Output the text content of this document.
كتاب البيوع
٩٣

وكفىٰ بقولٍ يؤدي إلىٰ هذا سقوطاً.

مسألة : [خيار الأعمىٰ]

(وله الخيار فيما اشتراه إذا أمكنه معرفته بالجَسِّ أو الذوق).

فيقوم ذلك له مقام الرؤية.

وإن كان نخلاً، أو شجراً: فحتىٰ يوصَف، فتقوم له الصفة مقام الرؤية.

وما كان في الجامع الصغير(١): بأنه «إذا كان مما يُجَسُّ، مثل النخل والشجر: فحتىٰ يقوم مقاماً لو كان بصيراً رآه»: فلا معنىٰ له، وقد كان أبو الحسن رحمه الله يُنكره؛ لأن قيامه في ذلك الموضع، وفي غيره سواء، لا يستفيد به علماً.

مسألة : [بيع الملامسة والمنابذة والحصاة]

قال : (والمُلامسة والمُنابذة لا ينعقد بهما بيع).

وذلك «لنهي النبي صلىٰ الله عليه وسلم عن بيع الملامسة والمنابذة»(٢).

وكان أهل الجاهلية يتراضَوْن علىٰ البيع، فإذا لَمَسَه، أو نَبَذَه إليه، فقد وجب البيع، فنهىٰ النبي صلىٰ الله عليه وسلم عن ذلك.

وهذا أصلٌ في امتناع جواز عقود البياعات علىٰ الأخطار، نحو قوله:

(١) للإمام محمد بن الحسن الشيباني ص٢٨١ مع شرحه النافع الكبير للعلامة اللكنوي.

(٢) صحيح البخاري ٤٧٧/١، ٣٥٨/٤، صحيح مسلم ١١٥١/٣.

::::::::::

§ Problem to work on
Give every line of the material that includes the string "الملامسة".

§ Solution to this problem
مسألة : [بيع الملامسة والمنابذة والحصاة]
وذلك «لنهي النبي صلىٰ الله عليه وسلم عن بيع الملامسة والمنابذة»(٢).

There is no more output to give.